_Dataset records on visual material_
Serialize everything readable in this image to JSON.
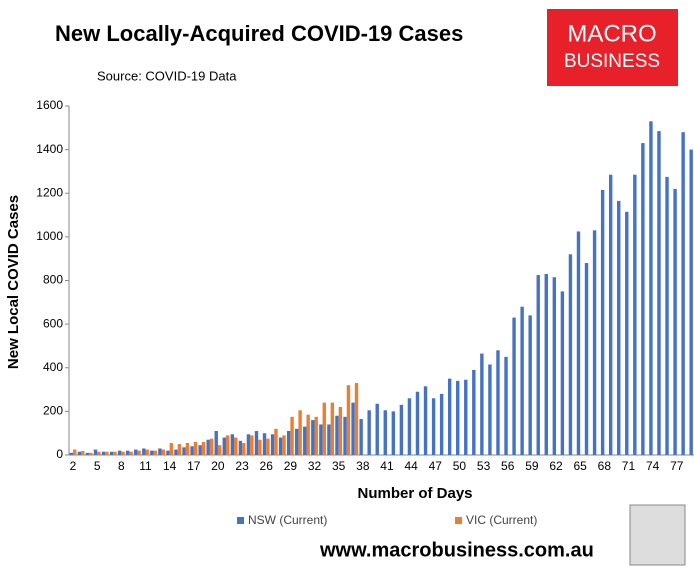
{
  "chart_data": {
    "type": "bar",
    "title": "New Locally-Acquired COVID-19 Cases",
    "subtitle": "Source: COVID-19 Data",
    "x_label": "Number of Days",
    "y_label": "New Local COVID Cases",
    "categories": [
      "2",
      null,
      null,
      "5",
      null,
      null,
      "8",
      null,
      null,
      "11",
      null,
      null,
      "14",
      null,
      null,
      "17",
      null,
      null,
      "20",
      null,
      null,
      "23",
      null,
      null,
      "26",
      null,
      null,
      "29",
      null,
      null,
      "32",
      null,
      null,
      "35",
      null,
      null,
      "38",
      null,
      null,
      "41",
      null,
      null,
      "44",
      null,
      null,
      "47",
      null,
      null,
      "50",
      null,
      null,
      "53",
      null,
      null,
      "56",
      null,
      null,
      "59",
      null,
      null,
      "62",
      null,
      null,
      "65",
      null,
      null,
      "68",
      null,
      null,
      "71",
      null,
      null,
      "74",
      null,
      null,
      "77",
      null,
      null
    ],
    "series": [
      {
        "name": "NSW (Current)",
        "color": "#4472c4",
        "values": [
          10,
          15,
          10,
          25,
          15,
          15,
          20,
          20,
          25,
          30,
          20,
          30,
          20,
          25,
          35,
          40,
          45,
          70,
          110,
          80,
          95,
          65,
          95,
          110,
          100,
          95,
          80,
          110,
          120,
          130,
          160,
          140,
          140,
          180,
          175,
          240,
          165,
          205,
          235,
          205,
          200,
          230,
          260,
          290,
          315,
          260,
          280,
          350,
          340,
          345,
          390,
          465,
          415,
          480,
          450,
          630,
          680,
          640,
          825,
          830,
          815,
          750,
          920,
          1025,
          880,
          1030,
          1215,
          1285,
          1165,
          1115,
          1285,
          1430,
          1530,
          1485,
          1275,
          1220,
          1480,
          1400
        ]
      },
      {
        "name": "VIC (Current)",
        "color": "#ed7d31",
        "values": [
          25,
          18,
          10,
          15,
          15,
          15,
          15,
          15,
          20,
          25,
          20,
          25,
          55,
          50,
          55,
          60,
          60,
          75,
          45,
          90,
          80,
          55,
          90,
          70,
          75,
          120,
          90,
          175,
          205,
          185,
          175,
          240,
          240,
          220,
          320,
          330,
          null,
          null,
          null,
          null,
          null,
          null,
          null,
          null,
          null,
          null,
          null,
          null,
          null,
          null,
          null,
          null,
          null,
          null,
          null,
          null,
          null,
          null,
          null,
          null,
          null,
          null,
          null,
          null,
          null,
          null,
          null,
          null,
          null,
          null,
          null,
          null,
          null,
          null,
          null,
          null,
          null,
          null
        ]
      }
    ],
    "ylim": [
      0,
      1600
    ],
    "yticks": [
      0,
      200,
      400,
      600,
      800,
      1000,
      1200,
      1400,
      1600
    ],
    "grid": false,
    "legend": "bottom",
    "logo": {
      "line1": "MACRO",
      "line2": "BUSINESS"
    },
    "footer": "www.macrobusiness.com.au"
  }
}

_AIM_
Scan the lines for the string "Cases". Copy out each line that matches.

_FINISHED TASK_
    "title": "New Locally-Acquired COVID-19 Cases",
    "y_label": "New Local COVID Cases",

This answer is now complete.